Task objective —
In the entries below, count the lines holding "structured". Reply with the number only.

Excerpted data —
◇ ◇ ◇ ◇ ◇
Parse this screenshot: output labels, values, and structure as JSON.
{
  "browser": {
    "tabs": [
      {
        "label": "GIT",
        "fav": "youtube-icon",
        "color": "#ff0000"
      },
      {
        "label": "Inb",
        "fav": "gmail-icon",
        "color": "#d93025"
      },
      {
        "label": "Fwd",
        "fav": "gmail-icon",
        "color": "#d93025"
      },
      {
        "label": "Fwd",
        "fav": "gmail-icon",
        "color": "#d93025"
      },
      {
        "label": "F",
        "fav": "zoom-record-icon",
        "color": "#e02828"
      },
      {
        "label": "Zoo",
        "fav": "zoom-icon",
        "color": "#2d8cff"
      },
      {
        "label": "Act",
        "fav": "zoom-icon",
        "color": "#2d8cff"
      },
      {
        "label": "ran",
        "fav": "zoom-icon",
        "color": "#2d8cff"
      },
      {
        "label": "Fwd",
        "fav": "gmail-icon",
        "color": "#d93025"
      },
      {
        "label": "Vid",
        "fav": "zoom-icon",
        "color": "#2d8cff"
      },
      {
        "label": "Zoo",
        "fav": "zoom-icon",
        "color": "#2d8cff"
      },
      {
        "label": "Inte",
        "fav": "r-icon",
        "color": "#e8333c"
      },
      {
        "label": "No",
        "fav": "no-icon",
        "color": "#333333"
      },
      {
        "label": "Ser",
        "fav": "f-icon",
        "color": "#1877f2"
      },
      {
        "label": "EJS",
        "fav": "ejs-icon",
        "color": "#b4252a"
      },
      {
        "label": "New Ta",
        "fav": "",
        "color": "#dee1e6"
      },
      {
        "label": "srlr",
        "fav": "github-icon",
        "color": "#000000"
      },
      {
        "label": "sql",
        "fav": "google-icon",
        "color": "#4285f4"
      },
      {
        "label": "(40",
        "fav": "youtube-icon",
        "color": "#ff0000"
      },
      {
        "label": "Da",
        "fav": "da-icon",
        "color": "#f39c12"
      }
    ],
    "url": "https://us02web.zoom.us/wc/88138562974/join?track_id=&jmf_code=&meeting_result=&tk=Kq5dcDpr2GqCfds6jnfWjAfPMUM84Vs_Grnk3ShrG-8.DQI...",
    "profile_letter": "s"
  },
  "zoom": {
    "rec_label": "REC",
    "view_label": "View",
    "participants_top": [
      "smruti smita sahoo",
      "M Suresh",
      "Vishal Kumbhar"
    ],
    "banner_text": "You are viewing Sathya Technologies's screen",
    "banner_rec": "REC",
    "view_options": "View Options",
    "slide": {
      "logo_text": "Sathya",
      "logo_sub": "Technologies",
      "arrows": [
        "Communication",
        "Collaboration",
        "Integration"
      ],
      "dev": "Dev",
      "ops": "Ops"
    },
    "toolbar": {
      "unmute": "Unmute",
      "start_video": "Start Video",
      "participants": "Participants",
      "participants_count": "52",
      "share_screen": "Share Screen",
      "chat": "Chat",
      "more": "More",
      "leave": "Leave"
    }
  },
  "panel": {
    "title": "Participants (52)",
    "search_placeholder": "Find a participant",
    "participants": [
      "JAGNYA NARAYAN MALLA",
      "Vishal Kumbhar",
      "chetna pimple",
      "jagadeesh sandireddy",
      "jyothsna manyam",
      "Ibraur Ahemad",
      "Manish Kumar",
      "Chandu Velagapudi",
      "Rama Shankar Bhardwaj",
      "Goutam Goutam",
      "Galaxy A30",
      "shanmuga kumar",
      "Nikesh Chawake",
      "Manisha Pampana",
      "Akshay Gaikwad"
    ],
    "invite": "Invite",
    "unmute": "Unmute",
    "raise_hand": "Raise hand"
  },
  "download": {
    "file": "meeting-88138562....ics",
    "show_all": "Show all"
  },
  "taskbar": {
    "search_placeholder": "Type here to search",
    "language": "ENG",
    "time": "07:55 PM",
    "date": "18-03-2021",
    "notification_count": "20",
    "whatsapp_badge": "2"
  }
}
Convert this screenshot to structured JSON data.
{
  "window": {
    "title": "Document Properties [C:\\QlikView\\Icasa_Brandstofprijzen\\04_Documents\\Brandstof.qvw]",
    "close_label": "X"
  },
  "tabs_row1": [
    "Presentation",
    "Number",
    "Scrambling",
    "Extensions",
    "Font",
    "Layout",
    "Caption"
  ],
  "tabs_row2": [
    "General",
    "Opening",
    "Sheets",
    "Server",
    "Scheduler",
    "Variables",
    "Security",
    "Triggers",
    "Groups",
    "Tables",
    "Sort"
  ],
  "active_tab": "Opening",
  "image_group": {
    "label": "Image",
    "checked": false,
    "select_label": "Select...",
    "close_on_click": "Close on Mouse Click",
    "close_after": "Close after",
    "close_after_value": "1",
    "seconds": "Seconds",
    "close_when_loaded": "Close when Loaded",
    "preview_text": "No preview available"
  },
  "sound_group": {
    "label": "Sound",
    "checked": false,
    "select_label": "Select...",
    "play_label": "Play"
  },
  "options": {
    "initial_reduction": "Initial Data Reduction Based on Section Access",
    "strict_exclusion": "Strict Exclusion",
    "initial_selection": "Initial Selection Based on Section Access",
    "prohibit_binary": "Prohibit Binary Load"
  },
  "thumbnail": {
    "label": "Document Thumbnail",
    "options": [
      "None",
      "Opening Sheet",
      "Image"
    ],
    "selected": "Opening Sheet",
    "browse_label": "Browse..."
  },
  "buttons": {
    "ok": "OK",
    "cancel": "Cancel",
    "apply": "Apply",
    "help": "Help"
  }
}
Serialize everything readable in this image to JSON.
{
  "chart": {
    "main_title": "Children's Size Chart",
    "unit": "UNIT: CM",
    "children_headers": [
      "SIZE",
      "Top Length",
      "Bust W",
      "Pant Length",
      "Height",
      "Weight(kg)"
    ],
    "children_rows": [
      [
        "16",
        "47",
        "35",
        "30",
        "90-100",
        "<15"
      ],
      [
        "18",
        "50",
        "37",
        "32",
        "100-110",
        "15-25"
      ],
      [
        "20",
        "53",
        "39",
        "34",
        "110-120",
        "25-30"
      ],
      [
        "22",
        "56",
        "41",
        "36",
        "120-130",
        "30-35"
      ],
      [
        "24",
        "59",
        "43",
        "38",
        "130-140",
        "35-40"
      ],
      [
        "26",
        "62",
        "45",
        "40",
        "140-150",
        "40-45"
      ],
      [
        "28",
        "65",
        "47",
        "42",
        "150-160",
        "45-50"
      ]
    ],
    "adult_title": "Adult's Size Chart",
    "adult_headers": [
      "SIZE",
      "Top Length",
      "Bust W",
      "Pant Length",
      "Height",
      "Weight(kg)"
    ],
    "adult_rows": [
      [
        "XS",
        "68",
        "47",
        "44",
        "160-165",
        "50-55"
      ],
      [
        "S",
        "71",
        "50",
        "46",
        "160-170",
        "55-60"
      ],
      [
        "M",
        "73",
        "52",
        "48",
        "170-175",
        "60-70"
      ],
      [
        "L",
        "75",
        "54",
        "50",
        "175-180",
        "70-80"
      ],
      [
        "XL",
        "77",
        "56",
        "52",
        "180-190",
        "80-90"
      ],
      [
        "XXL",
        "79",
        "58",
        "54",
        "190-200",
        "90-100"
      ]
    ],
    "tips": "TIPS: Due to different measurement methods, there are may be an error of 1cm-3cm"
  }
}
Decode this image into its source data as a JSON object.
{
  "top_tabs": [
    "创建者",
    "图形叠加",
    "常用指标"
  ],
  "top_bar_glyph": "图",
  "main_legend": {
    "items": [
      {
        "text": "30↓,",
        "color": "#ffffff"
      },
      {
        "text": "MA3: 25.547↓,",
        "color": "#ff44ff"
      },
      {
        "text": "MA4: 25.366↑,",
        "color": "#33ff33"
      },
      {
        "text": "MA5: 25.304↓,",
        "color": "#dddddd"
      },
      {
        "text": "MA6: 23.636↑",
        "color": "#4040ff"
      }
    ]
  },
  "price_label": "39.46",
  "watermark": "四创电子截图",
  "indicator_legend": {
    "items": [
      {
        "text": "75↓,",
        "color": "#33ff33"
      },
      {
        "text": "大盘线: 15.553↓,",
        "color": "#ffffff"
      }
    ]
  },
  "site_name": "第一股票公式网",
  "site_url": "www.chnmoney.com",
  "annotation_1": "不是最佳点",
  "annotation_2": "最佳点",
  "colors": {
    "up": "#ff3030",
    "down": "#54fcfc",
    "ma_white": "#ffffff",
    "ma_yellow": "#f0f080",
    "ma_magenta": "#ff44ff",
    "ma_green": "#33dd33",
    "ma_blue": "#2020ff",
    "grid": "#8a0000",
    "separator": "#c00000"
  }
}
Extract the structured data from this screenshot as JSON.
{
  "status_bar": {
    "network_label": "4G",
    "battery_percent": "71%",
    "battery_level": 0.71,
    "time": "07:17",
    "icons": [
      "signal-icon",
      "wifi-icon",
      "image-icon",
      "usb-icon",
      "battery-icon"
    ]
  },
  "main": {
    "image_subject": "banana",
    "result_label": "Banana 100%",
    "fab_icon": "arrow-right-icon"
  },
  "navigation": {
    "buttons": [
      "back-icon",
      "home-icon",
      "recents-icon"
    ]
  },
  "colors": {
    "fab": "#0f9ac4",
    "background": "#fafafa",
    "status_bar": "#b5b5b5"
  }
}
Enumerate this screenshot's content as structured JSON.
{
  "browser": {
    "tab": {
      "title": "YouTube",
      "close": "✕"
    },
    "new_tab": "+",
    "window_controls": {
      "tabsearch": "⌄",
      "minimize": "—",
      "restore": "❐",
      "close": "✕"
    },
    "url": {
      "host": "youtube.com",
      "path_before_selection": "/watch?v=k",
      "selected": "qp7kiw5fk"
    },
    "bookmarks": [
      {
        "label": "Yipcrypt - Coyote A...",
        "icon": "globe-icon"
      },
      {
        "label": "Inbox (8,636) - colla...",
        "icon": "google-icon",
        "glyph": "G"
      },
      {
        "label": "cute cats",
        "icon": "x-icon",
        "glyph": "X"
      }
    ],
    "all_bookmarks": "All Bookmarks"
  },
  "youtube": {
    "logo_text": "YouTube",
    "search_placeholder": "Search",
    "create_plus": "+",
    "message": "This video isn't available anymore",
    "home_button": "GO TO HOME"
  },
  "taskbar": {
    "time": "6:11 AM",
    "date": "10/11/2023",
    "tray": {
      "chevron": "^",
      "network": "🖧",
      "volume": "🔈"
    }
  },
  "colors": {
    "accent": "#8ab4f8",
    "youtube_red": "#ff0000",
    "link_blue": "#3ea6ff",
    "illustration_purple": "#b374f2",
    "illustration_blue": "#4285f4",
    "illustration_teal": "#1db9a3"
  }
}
◇ ◇ ◇ ◇ ◇
Full output —
3